● Exercise set:
A) In the op-ed on the single national curriculum, what will private schools solicit in order to use different books?
B) Retype the part of the single national curriculum op-ed starting with "Minimum or common" and going on through "way it claims.", word for word.

● Provided passage:
Minimum or common standards that prescribe a core set of competencies can be worthwhile. But the branding of a ‘single national curriculum’ (SNC) that creates a ‘single mindset’ is worrying. The concern is around this desire for uniform thought. The concern is around this language of singularity. But mostly, the concern is around this touting of a silver-bullet solution. The hurrahs of fulfilled promises that meet political aspirations and mantras of newness mask real issues and create illusions of ‘the fix’. The problem is not just a binary good vs bad curriculum, but about its coherence to the system, and whether it can solve complex problems the way it claims.

Creating a ‘single mindset’ is worrying.

Let’s take the class element and let’s put it clearly: mandating the same content to be taught to all students doesn’t remove class barriers. Public schools do not transform lives because they aren’t designed or meaningfully resourced to. Even with the SNC, elite crowds will send their children to schools where the teaching is better. Private schools will solicit NOCs to use different books. The power-divide in resources and quality instruction will persist. Students in the Cambridge/IB system will have to think, speak, and write in English. So will all those who appear for competitive exams (CSS, legal, medical). Needless to say that none of the limitations on private schools will enhance the quality of public education.

Take content. Contrary to popular belief, the SNC doesn’t mark a radical departure from previous content, barring the inclusion of 21st-century skills and a shift from rote-memorisation. Commendable (if it can happen), but board examinations will still assess students the same way. In case children do acquire critical thinking skills, they might not do well on exams designed to assess regurgitation. There is your mismatch.

Take language. The premier voices his distaste for the English language and laments the fetters of Western culture, but his system prizes that language. So either we change how English matters for upward mobility, or pay heed to how the language is taught in public schools so children have better opportunities. In either case, one ought to be more prudent than demonising private schools. It’s true that local languages don’t receive nearly as much value as they should. But that’s because local language development, both in terms of prestige and practice, hasn’t been an institutional priority. And this balance between holding on to our roots while participating in today’s global space is one that the system never sought to achieve. Policies that are driven by identity crises obscure how challenging it is to make language reforms work.

And finally, let’s look at those on the driving seat of our vehicle: teachers. Previous curricula also had benchmarks. Why didn’t we meet those? Was it just a content issue? Or were there systemic gaps? Truth is if individuals aren’t skilled, change won’t occur. A curriculum is only as good as the shape it takes in a classroom. How many workshops will train a cadre that enters unprepared? How can we motivate tea­chers to do that which their job doesn’t incentivise? How will provin­ces mysteriously be­­gin to do the un­-familiar?

The conversation around teaching draws pushback because it is a minefield of interests, but it requires serious debate. It requires a renegotiation of what it means to teach, and what we can learn from those who demonstrate the courage to teach. Because ultimately, teaching is an act of courage. It entails an ability to care and cater to the diverse ways in which children learn. In under-resourced contexts, schools should be a space for children to grow, to heal from the injustices of hierarchies, and become conscious adults. But let’s not discuss what really matters.

Disparate policy initiatives like the SNC cannot work. An intervention that targets online learning disparities would be a timely step towards mitigating the class gap. An intervention that coordinates provincial efforts to elevate in-service teacher education would be another one. All this to say that reforms need resource. Palliative measures can’t cut it. They can’t make a notorious system care for its children.

At best, the SNC does nothing. At worst, it absolves authorities from doing the real work.

The writer is an education consultant.

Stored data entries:

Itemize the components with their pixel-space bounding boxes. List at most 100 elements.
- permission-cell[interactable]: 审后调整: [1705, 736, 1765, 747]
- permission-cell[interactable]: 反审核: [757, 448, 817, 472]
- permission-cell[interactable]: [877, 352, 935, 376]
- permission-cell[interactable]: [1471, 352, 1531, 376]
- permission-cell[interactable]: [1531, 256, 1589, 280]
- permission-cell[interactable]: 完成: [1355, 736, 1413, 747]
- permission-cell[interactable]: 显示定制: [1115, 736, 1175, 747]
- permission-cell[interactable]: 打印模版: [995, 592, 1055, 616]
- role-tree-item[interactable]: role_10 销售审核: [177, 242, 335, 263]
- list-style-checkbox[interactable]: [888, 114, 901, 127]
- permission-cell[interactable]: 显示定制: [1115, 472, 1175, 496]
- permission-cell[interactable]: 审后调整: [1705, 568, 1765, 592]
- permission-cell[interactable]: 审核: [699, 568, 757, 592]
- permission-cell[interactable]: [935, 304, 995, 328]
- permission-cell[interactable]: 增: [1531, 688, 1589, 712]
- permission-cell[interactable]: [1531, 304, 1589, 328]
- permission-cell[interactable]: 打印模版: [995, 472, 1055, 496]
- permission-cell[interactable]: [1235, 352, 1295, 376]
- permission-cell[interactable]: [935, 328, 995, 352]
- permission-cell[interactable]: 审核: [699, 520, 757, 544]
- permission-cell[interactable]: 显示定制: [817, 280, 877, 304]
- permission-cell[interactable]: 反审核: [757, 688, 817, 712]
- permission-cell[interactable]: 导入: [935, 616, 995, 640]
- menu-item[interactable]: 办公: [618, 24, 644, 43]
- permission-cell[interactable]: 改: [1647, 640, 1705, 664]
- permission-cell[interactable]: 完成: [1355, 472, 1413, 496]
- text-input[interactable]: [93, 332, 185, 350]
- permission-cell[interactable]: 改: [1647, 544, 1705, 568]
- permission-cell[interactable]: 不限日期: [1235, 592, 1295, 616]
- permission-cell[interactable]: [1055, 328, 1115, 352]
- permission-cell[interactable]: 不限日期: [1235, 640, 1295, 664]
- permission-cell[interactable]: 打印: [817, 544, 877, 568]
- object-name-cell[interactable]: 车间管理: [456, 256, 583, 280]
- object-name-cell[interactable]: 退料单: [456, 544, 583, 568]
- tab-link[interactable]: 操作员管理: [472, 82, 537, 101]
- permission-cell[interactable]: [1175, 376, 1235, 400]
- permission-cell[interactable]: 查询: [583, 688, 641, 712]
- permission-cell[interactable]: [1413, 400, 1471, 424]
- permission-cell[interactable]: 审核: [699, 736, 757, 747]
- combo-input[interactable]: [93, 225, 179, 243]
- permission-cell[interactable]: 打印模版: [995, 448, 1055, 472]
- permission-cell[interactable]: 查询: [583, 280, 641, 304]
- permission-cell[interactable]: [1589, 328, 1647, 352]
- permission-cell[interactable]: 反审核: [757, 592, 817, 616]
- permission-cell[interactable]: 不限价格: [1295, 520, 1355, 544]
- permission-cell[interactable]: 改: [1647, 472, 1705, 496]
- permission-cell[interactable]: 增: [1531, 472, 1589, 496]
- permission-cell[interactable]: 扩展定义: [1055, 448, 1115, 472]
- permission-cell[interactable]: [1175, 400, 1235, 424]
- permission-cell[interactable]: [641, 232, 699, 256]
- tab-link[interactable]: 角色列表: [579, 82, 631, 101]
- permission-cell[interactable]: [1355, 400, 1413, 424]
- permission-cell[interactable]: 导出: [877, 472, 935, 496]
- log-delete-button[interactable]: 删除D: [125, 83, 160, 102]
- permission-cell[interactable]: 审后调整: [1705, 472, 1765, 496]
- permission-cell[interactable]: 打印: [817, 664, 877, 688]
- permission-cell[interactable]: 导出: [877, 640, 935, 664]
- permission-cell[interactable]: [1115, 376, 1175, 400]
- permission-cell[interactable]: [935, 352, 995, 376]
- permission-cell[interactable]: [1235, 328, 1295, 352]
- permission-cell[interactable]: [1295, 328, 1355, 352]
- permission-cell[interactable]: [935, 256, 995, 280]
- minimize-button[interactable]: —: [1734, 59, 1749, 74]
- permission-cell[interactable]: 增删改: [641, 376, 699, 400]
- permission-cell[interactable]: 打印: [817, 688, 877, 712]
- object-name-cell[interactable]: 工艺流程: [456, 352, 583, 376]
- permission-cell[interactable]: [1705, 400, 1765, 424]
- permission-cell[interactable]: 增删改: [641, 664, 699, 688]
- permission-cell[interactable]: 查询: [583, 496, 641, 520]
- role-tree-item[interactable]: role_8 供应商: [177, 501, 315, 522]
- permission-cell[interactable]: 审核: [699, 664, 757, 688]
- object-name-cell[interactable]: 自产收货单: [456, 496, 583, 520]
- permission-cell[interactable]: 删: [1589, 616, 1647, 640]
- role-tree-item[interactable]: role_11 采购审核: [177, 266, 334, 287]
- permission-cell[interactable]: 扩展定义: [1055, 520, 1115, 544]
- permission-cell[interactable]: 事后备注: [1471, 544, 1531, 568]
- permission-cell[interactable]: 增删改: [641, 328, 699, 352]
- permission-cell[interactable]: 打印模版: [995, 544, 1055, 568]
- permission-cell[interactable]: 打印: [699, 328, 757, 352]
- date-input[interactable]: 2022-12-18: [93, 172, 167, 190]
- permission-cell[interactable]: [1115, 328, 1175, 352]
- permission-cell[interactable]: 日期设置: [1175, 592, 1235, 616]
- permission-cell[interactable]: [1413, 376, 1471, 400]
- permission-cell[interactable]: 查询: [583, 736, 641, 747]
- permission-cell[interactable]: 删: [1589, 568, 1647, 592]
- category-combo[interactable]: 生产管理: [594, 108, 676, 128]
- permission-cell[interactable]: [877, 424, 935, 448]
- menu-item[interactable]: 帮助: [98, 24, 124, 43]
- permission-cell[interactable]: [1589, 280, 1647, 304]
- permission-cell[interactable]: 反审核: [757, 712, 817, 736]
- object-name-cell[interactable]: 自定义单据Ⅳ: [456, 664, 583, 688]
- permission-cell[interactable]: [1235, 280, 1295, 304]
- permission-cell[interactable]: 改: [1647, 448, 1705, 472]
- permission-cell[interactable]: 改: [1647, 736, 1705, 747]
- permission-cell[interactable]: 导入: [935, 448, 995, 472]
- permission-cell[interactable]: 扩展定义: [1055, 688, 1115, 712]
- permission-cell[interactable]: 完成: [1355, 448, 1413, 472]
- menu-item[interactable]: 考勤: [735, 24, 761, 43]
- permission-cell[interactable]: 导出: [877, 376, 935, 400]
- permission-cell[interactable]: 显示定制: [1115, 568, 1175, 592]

● List of solutions:
A) NOCs.

B)
Minimum or common standards that prescribe a core set of competencies can be worthwhile. But the branding of a ‘single national curriculum’ (SNC) that creates a ‘single mindset’ is worrying. The concern is around this desire for uniform thought. The concern is around this language of singularity. But mostly, the concern is around this touting of a silver-bullet solution. The hurrahs of fulfilled promises that meet political aspirations and mantras of newness mask real issues and create illusions of ‘the fix’. The problem is not just a binary good vs bad curriculum, but about its coherence to the system, and whether it can solve complex problems the way it claims.